_Written instruction_. Look for "Decode this image" in the listing below, then copy exactly the line it appears in and all lines after it to the end, and nothing more.

_Given records_.
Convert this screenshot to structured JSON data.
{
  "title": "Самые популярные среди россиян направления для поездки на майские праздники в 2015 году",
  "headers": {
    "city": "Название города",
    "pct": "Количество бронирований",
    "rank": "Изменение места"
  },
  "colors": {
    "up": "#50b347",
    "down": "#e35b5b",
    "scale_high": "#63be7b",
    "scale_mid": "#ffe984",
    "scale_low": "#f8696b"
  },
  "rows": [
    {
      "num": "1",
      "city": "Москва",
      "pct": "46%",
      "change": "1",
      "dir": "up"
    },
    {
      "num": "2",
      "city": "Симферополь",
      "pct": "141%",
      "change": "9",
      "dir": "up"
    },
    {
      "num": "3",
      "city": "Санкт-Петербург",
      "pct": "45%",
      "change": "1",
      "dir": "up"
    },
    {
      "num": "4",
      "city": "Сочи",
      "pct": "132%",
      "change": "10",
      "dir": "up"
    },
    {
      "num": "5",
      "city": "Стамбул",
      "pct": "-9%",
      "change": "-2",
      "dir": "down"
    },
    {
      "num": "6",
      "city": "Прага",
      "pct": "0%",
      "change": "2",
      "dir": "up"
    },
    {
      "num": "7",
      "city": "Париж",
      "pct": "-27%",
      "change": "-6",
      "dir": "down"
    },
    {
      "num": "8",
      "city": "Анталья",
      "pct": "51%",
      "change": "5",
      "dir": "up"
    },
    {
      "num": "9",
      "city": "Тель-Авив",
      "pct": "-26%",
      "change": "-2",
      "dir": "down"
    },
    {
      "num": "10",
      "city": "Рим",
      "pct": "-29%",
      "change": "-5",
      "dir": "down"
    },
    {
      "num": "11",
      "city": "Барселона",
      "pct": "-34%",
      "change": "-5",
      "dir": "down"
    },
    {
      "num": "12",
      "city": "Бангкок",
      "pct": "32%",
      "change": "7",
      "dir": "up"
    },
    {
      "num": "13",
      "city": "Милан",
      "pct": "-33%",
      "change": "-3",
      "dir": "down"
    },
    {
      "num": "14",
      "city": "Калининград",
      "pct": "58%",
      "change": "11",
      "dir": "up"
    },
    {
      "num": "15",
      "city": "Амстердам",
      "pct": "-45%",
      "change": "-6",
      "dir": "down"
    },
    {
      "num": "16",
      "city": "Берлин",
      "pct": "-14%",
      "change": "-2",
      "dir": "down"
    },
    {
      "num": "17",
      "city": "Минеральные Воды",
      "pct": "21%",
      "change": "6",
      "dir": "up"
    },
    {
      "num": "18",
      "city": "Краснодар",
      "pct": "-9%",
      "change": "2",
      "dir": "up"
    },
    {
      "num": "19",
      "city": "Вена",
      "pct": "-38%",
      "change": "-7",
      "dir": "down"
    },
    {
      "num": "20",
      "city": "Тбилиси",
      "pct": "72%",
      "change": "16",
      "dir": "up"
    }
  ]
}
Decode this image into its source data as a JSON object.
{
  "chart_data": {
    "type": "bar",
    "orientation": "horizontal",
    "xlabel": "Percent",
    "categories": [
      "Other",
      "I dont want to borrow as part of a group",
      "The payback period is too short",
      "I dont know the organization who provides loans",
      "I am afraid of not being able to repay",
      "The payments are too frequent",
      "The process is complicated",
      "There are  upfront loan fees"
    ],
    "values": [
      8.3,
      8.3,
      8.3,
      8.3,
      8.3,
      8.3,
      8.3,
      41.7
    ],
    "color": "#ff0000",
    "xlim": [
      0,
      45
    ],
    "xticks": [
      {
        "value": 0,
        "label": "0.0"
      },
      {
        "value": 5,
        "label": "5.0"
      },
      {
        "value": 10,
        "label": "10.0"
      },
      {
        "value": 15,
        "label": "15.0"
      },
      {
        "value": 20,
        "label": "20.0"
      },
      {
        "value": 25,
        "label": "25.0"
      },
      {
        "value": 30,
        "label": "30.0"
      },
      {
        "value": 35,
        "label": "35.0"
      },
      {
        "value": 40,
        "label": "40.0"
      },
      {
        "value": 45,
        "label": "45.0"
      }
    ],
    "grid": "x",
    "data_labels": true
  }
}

_Full answer_.
Decode this image into its source data as a JSON object.
{
  "chart_data": {
    "type": "bar",
    "orientation": "horizontal",
    "xlabel": "Percent",
    "categories": [
      "Other",
      "I dont want to borrow as part of a group",
      "The payback period is too short",
      "I dont know the organization who provides loans",
      "I am afraid of not being able to repay",
      "The payments are too frequent",
      "The process is complicated",
      "There are  upfront loan fees"
    ],
    "values": [
      8.3,
      8.3,
      8.3,
      8.3,
      8.3,
      8.3,
      8.3,
      41.7
    ],
    "color": "#ff0000",
    "xlim": [
      0,
      45
    ],
    "xticks": [
      {
        "value": 0,
        "label": "0.0"
      },
      {
        "value": 5,
        "label": "5.0"
      },
      {
        "value": 10,
        "label": "10.0"
      },
      {
        "value": 15,
        "label": "15.0"
      },
      {
        "value": 20,
        "label": "20.0"
      },
      {
        "value": 25,
        "label": "25.0"
      },
      {
        "value": 30,
        "label": "30.0"
      },
      {
        "value": 35,
        "label": "35.0"
      },
      {
        "value": 40,
        "label": "40.0"
      },
      {
        "value": 45,
        "label": "45.0"
      }
    ],
    "grid": "x",
    "data_labels": true
  }
}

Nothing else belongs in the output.